** Extract **

START

Androxine Vortex said:


> Oh. I always thought that the Dark Eldar were under the control of Slaanesh.


No, though it might be possible for a small group of them to make a pact of some sort, in which case they shift from gathering souls for their Kabal to doing so for the god they have a 'deal' with. In the end though, something like that is never going to last, Eldar souls are so tantalizing after all.

(The above is only truly plausible if you do not hold part of the book _Crimson Tears_ as a complete load. Those of you who have read it, you know what I'm talking about.)


----------



## ckcrawford (Feb 4, 2009)

I always wondered, are the Dark Eldar losing their souls to Slaanesh because the way they live their lives essentially feed him or is it because they live in the Webway and are so close to the warp.


----------



## normtheunsavoury (Mar 20, 2008)

All Eldar are losing their souls to Slaanesh, not just the Dark Eldar.
Craftworld Eldar use spirit stones to safeguard their souls and the Harlequins are kept safe by the Laughing God. The Dark Eldar don't use spirit stones they use other races.


----------



## hailene (Aug 28, 2009)

There has been at least one non-aggression pact between a Dark Eldar sect and the forces under Archon Urlock Gaur.

Apparently by lending support to the Archon's forces, the Archon agreed to a NAP, some territory, and I think some mineral resources as well.


----------



## darkreever (Apr 3, 2008)

hailene said:


> There has been at least one non-aggression pact between a Dark Eldar sect and the forces under Archon Urlock Gaur.
> 
> Apparently by lending support to the Archon's forces, the Archon agreed to a NAP, some territory, and I think some mineral resources as well.


That may be so, but a pact with a mortal chaos warlord means absolutely nothing to a full fledged god.


----------



## TRU3 CHAOS (May 21, 2010)

If Dark Eldar hate humans and think of them as a lesser race, I imagine they think chaos warlords who are human are more pathetic.


----------



## Baron Spikey (Mar 26, 2008)

Probably, but at the same time I imagine they respect (or at least are wary of) power- and Chaos Warlords usually have that in bucket loads.


----------



## TRU3 CHAOS (May 21, 2010)

Baron Spikey said:


> Probably, but at the same time I imagine they respect (or at least are wary of) power- and Chaos Warlords usually have that in bucket loads.


Thats a good point. But even the Imperium had such a big empire that pretty much almost dominated the galaxy. I'm surprised that eldar have such an outlook on humans despite all their accomplishments. It must be because of a slight jelousy of almost having the same accomplishments and pride from it.


----------



## normtheunsavoury (Mar 20, 2008)

END

** Raw records **
START

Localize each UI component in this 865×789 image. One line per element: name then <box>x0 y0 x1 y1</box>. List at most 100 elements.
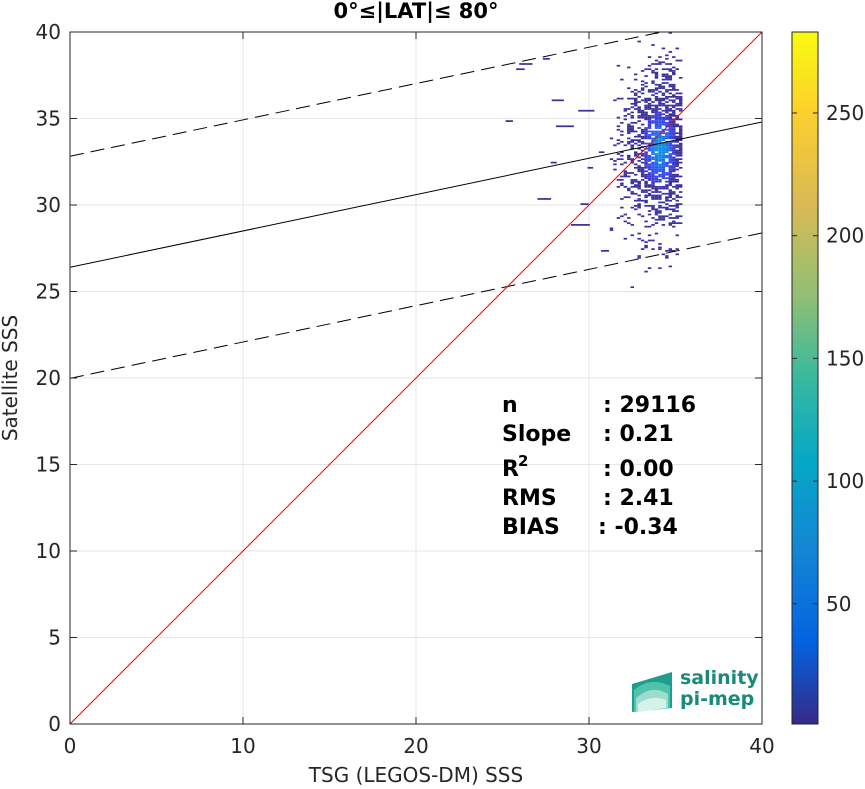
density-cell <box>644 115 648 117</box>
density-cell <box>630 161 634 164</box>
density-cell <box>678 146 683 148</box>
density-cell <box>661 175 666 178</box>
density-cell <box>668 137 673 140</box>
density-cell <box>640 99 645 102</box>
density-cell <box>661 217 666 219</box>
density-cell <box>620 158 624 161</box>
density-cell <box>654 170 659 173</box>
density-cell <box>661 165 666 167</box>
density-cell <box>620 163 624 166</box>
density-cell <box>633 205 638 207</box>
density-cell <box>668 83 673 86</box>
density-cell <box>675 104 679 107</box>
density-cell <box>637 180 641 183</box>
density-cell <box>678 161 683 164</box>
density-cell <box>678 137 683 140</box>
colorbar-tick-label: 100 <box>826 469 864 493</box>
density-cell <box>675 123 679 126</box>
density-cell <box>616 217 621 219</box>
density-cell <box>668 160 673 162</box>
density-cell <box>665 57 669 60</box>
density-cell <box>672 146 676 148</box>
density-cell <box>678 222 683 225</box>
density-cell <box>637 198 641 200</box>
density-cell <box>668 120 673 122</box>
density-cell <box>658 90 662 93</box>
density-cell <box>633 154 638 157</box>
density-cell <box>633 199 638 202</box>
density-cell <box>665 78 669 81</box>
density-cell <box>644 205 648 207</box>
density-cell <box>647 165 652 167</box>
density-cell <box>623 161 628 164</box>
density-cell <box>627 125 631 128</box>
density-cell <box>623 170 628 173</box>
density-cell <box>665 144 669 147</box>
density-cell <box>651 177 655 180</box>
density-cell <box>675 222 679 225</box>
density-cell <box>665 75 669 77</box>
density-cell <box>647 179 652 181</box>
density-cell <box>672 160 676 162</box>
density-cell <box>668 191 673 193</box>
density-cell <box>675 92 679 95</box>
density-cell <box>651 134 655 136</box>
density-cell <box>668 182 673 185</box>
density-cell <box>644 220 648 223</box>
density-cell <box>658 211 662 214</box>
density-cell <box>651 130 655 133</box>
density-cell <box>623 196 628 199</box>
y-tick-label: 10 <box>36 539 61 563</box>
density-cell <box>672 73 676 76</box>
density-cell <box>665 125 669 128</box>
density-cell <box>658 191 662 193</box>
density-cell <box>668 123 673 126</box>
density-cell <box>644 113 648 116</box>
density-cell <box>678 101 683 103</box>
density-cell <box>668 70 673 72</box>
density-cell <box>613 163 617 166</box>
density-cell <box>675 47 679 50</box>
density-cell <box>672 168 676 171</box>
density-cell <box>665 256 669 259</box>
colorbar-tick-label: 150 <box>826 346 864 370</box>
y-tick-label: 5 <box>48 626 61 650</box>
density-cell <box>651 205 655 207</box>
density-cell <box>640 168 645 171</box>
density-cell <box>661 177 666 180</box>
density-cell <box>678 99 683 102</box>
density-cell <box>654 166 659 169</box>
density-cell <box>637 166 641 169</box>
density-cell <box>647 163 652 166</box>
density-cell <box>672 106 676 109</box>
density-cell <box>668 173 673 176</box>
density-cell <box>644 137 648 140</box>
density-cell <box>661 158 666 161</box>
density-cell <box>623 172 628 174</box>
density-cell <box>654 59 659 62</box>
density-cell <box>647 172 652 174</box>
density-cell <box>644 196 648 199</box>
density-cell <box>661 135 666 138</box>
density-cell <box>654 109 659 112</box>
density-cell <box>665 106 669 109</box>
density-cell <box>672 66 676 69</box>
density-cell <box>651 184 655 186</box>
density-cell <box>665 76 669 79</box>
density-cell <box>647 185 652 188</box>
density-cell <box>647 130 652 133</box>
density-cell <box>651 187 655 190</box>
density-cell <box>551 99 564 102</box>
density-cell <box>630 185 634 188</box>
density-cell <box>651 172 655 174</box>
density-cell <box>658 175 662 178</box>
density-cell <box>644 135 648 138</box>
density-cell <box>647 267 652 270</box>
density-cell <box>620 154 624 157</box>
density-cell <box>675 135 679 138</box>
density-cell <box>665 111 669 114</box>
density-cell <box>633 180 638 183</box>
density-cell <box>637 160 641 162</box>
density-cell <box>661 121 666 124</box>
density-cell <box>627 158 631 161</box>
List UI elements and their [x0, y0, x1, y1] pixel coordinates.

END
START

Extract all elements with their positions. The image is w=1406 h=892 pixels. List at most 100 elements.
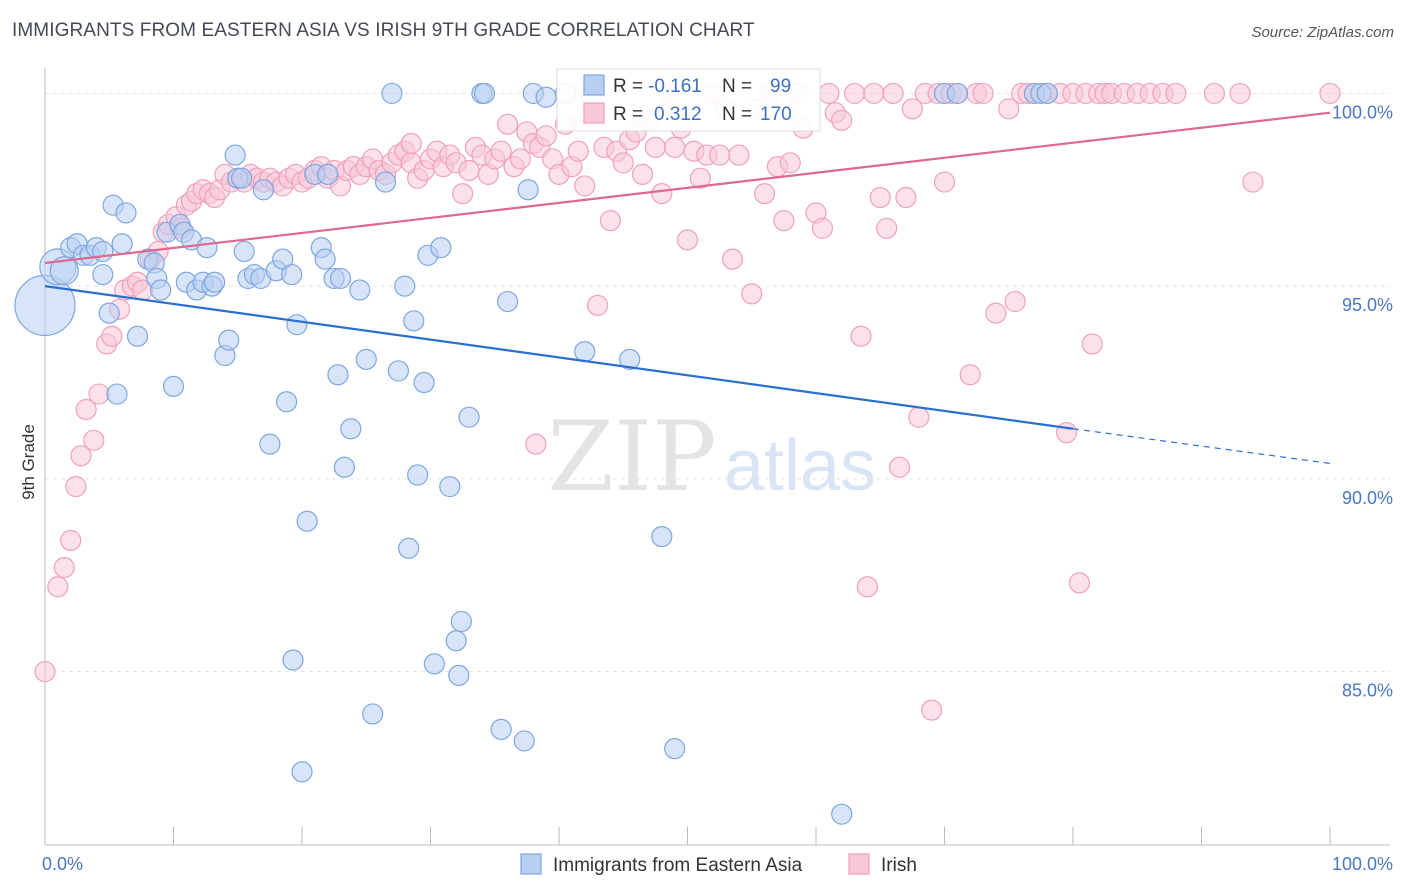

END

** Requests **
1) Repeat the passage of the Dark Eldar forum thread from "I always wondered, are" up to and including "use other races.".
2) In the Dark Eldar forum thread, what keeps the Harlequins' souls safe?
3) Write the next part of the Dark Eldar forum thread, picking up after its final line.

** The answers **
1)
I always wondered, are the Dark Eldar losing their souls to Slaanesh because the way they live their lives essentially feed him or is it because they live in the Webway and are so close to the warp.


----------



## normtheunsavoury (Mar 20, 2008)

All Eldar are losing their souls to Slaanesh, not just the Dark Eldar.
Craftworld Eldar use spirit stones to safeguard their souls and the Harlequins are kept safe by the Laughing God. The Dark Eldar don't use spirit stones they use other races.

2) The Laughing God keeps the Harlequins safe.

3)
The Eldar showing respect to humans for their achievements would be like humans praising the Orks for their civilised culture. Human technology is nothing compared to what the Eldar achieved and as far as actual evolution and advances humanity are little more than slightly above average apes to the Eldar.


----------



## hailene (Aug 28, 2009)

darkreever said:


> That may be so, but a pact with a mortal chaos warlord means absolutely nothing to a full fledged god.


Taken as a whole, it means nothing.

But there are moments when pieces of them are willing to cooperate. Or at least stay the hell away from each other.

Since the original question was if the Dark Eldar ever cooperated with any Chaos armies, not if the Dark Eldar were in a complete, long term alliance with the Chaos gods, I felt my last post had some relevance to the thread.


----------



## TRU3 CHAOS (May 21, 2010)

I'm surprised that the Dark Eldar would fight along side chaos. Thats like the worst thing they could possible do. All it would take would be a lie or deception and they could lose all their souls. Ouch!


----------



## TheBellower (Oct 19, 2010)

Dark Eldars sacrifice people to Slaanesh as mentioned but don't the DEs try to distract/impair Slaanesh by annihilating hedoism from the galaxy with suffering and pain?


----------



## Dave T Hobbit (Dec 3, 2009)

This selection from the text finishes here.